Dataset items
[start]

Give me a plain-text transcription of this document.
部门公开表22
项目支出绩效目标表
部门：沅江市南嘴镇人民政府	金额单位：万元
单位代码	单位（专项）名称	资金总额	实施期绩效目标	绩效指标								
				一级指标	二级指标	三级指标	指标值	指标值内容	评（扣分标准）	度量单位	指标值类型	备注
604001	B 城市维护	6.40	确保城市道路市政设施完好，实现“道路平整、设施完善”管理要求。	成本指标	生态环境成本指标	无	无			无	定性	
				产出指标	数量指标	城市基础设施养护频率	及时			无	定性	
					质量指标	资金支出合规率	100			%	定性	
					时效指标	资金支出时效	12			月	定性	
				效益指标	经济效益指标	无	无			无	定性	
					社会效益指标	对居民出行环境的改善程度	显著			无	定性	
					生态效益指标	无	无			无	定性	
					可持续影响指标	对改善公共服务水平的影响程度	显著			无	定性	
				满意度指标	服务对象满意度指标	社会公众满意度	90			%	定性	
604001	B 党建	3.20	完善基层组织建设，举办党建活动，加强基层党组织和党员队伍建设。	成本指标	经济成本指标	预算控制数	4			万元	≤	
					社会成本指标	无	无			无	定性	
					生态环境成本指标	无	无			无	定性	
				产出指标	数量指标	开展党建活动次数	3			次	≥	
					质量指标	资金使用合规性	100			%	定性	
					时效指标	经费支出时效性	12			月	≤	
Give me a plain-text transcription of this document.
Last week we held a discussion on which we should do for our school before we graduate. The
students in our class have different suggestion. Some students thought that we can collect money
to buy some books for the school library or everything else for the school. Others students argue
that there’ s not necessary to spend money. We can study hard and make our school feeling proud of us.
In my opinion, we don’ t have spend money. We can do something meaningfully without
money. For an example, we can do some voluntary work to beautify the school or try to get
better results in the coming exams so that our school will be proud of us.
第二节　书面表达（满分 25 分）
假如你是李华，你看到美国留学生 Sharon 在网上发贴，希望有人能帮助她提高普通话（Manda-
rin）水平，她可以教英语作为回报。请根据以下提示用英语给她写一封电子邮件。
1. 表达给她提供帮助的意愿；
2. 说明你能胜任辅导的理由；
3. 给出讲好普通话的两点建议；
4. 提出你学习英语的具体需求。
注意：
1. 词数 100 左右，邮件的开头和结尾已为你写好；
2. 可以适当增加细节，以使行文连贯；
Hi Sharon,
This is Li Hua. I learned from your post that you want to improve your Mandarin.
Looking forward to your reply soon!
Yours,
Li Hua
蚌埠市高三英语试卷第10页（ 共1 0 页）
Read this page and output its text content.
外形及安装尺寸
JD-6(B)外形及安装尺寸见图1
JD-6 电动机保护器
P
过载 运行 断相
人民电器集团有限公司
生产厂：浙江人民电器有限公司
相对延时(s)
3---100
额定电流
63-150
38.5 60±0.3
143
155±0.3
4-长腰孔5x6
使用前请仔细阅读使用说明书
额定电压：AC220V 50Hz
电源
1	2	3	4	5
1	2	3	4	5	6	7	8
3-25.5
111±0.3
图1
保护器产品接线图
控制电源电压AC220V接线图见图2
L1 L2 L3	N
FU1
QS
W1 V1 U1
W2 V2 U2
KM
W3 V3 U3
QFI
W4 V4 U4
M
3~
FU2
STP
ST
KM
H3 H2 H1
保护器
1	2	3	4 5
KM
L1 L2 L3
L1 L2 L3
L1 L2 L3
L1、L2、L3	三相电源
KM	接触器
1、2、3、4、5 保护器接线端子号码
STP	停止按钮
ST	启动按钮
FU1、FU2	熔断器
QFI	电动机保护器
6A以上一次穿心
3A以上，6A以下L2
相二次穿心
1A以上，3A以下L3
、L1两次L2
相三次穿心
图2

[end]

_EXERCISE BRIEF_.
Copy every line of the records above that contains "spend".

_CORRECT OUTPUT_.
that there’ s not necessary to spend money. We can study hard and make our school feeling proud of us.
In my opinion, we don’ t have spend money. We can do something meaningfully without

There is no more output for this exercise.